▶ **Stated problem**
Search the material for the string "придбали" and copy each line where it occurs.

▶ **Records to process**
________________________________________

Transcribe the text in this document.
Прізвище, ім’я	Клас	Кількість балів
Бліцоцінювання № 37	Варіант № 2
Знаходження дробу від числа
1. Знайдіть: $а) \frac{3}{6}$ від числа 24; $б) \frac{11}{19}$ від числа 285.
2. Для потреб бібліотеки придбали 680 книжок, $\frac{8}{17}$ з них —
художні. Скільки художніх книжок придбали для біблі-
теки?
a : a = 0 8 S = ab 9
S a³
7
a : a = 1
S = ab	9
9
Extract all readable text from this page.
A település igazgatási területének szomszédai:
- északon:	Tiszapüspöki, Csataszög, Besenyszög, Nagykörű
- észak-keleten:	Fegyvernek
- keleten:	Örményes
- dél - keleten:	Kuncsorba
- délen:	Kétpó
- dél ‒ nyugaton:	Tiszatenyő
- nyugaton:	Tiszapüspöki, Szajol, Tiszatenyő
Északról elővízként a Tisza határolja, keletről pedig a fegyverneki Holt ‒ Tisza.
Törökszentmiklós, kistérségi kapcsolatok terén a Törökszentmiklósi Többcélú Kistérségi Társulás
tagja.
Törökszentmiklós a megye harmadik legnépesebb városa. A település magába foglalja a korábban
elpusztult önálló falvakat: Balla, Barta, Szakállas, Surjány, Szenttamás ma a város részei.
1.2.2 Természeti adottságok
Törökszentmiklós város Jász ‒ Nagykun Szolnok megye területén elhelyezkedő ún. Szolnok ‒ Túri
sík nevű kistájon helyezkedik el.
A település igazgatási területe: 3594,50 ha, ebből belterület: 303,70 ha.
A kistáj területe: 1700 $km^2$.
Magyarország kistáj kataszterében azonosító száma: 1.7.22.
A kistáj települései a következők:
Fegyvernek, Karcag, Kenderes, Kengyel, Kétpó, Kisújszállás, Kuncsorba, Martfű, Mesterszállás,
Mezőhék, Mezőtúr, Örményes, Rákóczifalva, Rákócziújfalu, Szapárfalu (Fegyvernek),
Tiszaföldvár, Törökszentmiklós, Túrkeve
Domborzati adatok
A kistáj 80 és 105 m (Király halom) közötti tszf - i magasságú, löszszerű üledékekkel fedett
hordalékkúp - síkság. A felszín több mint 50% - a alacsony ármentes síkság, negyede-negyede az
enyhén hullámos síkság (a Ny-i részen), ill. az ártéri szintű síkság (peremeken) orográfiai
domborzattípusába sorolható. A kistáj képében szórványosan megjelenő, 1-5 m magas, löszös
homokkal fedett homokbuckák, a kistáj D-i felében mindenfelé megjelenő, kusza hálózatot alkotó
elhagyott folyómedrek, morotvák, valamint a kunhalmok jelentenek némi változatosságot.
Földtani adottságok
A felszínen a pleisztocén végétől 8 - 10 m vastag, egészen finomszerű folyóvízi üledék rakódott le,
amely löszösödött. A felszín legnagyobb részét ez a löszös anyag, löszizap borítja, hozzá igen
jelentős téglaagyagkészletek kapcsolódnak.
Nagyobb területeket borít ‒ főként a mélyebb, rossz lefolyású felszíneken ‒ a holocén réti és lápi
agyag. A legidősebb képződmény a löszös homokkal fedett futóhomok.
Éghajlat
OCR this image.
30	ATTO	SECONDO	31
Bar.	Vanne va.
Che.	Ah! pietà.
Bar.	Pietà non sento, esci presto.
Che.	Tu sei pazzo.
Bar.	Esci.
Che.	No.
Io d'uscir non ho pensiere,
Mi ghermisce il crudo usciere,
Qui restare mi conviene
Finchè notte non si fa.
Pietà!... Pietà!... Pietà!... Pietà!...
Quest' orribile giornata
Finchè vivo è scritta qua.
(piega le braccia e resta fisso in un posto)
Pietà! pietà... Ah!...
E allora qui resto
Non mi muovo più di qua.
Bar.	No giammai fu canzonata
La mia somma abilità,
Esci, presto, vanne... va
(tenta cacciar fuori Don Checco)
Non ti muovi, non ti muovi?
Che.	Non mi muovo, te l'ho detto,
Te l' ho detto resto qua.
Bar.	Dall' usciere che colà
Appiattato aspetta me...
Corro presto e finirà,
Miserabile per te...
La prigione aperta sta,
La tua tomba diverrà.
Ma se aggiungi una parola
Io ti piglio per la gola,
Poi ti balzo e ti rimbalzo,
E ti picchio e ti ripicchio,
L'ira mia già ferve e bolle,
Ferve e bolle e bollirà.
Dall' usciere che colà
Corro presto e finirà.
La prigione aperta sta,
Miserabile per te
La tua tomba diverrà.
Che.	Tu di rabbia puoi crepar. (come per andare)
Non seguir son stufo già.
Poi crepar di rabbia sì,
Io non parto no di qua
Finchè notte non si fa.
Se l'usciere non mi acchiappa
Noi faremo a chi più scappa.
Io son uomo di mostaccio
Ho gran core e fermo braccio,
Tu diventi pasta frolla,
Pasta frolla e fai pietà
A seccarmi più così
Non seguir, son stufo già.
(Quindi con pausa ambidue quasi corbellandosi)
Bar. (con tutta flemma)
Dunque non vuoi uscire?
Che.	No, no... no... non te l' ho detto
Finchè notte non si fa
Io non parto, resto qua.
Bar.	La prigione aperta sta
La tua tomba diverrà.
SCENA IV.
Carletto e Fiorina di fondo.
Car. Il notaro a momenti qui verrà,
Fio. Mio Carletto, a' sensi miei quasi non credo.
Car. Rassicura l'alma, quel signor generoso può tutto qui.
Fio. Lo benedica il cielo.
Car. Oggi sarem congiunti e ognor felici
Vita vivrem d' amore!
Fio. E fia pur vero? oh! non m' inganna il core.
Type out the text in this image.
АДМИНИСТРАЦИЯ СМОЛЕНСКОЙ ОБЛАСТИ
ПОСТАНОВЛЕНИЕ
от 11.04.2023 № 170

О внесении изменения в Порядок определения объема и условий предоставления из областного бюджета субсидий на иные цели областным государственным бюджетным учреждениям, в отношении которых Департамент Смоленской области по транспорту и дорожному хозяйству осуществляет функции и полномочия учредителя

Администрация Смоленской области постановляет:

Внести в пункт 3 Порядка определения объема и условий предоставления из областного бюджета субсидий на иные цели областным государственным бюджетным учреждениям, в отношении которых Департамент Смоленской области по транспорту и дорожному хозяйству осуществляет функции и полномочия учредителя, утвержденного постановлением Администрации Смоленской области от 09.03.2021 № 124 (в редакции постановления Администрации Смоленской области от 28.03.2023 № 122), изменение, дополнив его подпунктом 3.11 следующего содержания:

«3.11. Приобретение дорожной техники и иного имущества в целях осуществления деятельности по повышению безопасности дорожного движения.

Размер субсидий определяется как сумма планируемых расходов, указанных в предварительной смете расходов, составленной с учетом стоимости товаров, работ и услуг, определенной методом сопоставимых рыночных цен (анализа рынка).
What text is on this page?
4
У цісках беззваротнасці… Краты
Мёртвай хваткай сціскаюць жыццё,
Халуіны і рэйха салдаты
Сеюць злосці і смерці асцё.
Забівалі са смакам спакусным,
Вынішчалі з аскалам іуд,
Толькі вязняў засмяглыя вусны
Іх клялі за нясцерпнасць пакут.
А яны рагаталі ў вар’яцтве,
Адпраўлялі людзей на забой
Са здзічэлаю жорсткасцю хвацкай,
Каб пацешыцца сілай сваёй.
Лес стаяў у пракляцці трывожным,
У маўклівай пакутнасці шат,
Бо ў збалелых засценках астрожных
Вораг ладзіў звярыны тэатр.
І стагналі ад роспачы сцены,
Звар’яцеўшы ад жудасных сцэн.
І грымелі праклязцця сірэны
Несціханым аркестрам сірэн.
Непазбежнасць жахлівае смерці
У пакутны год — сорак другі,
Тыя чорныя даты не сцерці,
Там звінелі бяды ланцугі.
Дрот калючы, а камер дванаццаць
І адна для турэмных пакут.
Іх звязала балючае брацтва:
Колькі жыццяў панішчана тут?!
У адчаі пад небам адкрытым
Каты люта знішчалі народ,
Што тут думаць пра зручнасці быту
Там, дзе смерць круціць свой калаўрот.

________________________________________

▶ **Solution to the exercise**
2. Для потреб бібліотеки придбали 680 книжок, $\frac{8}{17}$ з них —
художні. Скільки художніх книжок придбали для біблі-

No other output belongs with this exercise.